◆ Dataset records
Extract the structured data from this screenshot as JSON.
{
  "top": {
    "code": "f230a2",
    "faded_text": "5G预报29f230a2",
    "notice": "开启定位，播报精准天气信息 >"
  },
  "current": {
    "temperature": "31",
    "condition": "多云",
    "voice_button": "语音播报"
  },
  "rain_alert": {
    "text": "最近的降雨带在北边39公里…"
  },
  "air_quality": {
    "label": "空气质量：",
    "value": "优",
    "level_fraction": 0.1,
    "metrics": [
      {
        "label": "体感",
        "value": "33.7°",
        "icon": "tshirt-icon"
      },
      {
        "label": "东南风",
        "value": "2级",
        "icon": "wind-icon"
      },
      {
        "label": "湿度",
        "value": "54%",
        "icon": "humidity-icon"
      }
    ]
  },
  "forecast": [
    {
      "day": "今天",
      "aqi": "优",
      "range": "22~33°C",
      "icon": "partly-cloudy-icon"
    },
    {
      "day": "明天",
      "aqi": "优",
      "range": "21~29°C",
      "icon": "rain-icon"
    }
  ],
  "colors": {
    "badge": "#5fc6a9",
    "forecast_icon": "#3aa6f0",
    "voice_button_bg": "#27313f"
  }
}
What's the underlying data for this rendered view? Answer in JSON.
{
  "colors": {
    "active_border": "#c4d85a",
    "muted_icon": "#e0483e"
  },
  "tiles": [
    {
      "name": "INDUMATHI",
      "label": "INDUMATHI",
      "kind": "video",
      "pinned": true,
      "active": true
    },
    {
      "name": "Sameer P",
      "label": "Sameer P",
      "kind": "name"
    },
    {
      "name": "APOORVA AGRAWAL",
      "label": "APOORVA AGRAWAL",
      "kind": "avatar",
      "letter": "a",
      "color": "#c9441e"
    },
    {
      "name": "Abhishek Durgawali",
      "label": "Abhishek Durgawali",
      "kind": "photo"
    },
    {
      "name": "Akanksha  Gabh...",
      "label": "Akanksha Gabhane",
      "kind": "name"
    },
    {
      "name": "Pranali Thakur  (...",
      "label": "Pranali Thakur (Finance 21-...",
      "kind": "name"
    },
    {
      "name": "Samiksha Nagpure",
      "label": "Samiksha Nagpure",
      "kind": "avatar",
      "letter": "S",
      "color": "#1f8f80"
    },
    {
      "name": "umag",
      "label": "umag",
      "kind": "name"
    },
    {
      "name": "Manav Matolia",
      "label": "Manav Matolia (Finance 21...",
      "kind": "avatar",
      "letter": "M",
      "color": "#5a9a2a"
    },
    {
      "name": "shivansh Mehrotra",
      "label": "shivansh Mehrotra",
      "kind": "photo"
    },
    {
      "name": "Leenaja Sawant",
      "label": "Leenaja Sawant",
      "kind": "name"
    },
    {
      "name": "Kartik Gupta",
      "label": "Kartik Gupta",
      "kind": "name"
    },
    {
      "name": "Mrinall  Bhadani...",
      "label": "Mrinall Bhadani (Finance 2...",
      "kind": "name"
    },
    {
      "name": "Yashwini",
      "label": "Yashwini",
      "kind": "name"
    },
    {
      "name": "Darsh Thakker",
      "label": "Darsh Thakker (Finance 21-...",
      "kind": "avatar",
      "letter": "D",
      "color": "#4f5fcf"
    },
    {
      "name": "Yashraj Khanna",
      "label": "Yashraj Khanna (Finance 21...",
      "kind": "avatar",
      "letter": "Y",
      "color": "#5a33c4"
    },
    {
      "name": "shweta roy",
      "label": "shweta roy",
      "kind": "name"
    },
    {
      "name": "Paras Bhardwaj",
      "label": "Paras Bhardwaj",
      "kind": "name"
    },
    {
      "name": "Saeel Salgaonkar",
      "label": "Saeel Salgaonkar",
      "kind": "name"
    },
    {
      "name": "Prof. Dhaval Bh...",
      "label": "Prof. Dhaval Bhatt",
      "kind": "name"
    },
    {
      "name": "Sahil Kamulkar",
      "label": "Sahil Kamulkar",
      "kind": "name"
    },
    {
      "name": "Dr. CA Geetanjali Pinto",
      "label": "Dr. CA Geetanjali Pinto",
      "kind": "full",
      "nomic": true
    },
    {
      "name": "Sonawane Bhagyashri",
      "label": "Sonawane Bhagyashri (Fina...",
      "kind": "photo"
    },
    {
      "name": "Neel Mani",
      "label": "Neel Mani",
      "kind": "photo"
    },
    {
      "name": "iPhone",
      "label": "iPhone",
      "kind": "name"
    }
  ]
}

◆ TASK TO COMPLETE
From the first line to the last, please quote the material above exactly.

◆ WRITTEN RESPONSE
Extract the structured data from this screenshot as JSON.
{
  "top": {
    "code": "f230a2",
    "faded_text": "5G预报29f230a2",
    "notice": "开启定位，播报精准天气信息 >"
  },
  "current": {
    "temperature": "31",
    "condition": "多云",
    "voice_button": "语音播报"
  },
  "rain_alert": {
    "text": "最近的降雨带在北边39公里…"
  },
  "air_quality": {
    "label": "空气质量：",
    "value": "优",
    "level_fraction": 0.1,
    "metrics": [
      {
        "label": "体感",
        "value": "33.7°",
        "icon": "tshirt-icon"
      },
      {
        "label": "东南风",
        "value": "2级",
        "icon": "wind-icon"
      },
      {
        "label": "湿度",
        "value": "54%",
        "icon": "humidity-icon"
      }
    ]
  },
  "forecast": [
    {
      "day": "今天",
      "aqi": "优",
      "range": "22~33°C",
      "icon": "partly-cloudy-icon"
    },
    {
      "day": "明天",
      "aqi": "优",
      "range": "21~29°C",
      "icon": "rain-icon"
    }
  ],
  "colors": {
    "badge": "#5fc6a9",
    "forecast_icon": "#3aa6f0",
    "voice_button_bg": "#27313f"
  }
}
What's the underlying data for this rendered view? Answer in JSON.
{
  "colors": {
    "active_border": "#c4d85a",
    "muted_icon": "#e0483e"
  },
  "tiles": [
    {
      "name": "INDUMATHI",
      "label": "INDUMATHI",
      "kind": "video",
      "pinned": true,
      "active": true
    },
    {
      "name": "Sameer P",
      "label": "Sameer P",
      "kind": "name"
    },
    {
      "name": "APOORVA AGRAWAL",
      "label": "APOORVA AGRAWAL",
      "kind": "avatar",
      "letter": "a",
      "color": "#c9441e"
    },
    {
      "name": "Abhishek Durgawali",
      "label": "Abhishek Durgawali",
      "kind": "photo"
    },
    {
      "name": "Akanksha  Gabh...",
      "label": "Akanksha Gabhane",
      "kind": "name"
    },
    {
      "name": "Pranali Thakur  (...",
      "label": "Pranali Thakur (Finance 21-...",
      "kind": "name"
    },
    {
      "name": "Samiksha Nagpure",
      "label": "Samiksha Nagpure",
      "kind": "avatar",
      "letter": "S",
      "color": "#1f8f80"
    },
    {
      "name": "umag",
      "label": "umag",
      "kind": "name"
    },
    {
      "name": "Manav Matolia",
      "label": "Manav Matolia (Finance 21...",
      "kind": "avatar",
      "letter": "M",
      "color": "#5a9a2a"
    },
    {
      "name": "shivansh Mehrotra",
      "label": "shivansh Mehrotra",
      "kind": "photo"
    },
    {
      "name": "Leenaja Sawant",
      "label": "Leenaja Sawant",
      "kind": "name"
    },
    {
      "name": "Kartik Gupta",
      "label": "Kartik Gupta",
      "kind": "name"
    },
    {
      "name": "Mrinall  Bhadani...",
      "label": "Mrinall Bhadani (Finance 2...",
      "kind": "name"
    },
    {
      "name": "Yashwini",
      "label": "Yashwini",
      "kind": "name"
    },
    {
      "name": "Darsh Thakker",
      "label": "Darsh Thakker (Finance 21-...",
      "kind": "avatar",
      "letter": "D",
      "color": "#4f5fcf"
    },
    {
      "name": "Yashraj Khanna",
      "label": "Yashraj Khanna (Finance 21...",
      "kind": "avatar",
      "letter": "Y",
      "color": "#5a33c4"
    },
    {
      "name": "shweta roy",
      "label": "shweta roy",
      "kind": "name"
    },
    {
      "name": "Paras Bhardwaj",
      "label": "Paras Bhardwaj",
      "kind": "name"
    },
    {
      "name": "Saeel Salgaonkar",
      "label": "Saeel Salgaonkar",
      "kind": "name"
    },
    {
      "name": "Prof. Dhaval Bh...",
      "label": "Prof. Dhaval Bhatt",
      "kind": "name"
    },
    {
      "name": "Sahil Kamulkar",
      "label": "Sahil Kamulkar",
      "kind": "name"
    },
    {
      "name": "Dr. CA Geetanjali Pinto",
      "label": "Dr. CA Geetanjali Pinto",
      "kind": "full",
      "nomic": true
    },
    {
      "name": "Sonawane Bhagyashri",
      "label": "Sonawane Bhagyashri (Fina...",
      "kind": "photo"
    },
    {
      "name": "Neel Mani",
      "label": "Neel Mani",
      "kind": "photo"
    },
    {
      "name": "iPhone",
      "label": "iPhone",
      "kind": "name"
    }
  ]
}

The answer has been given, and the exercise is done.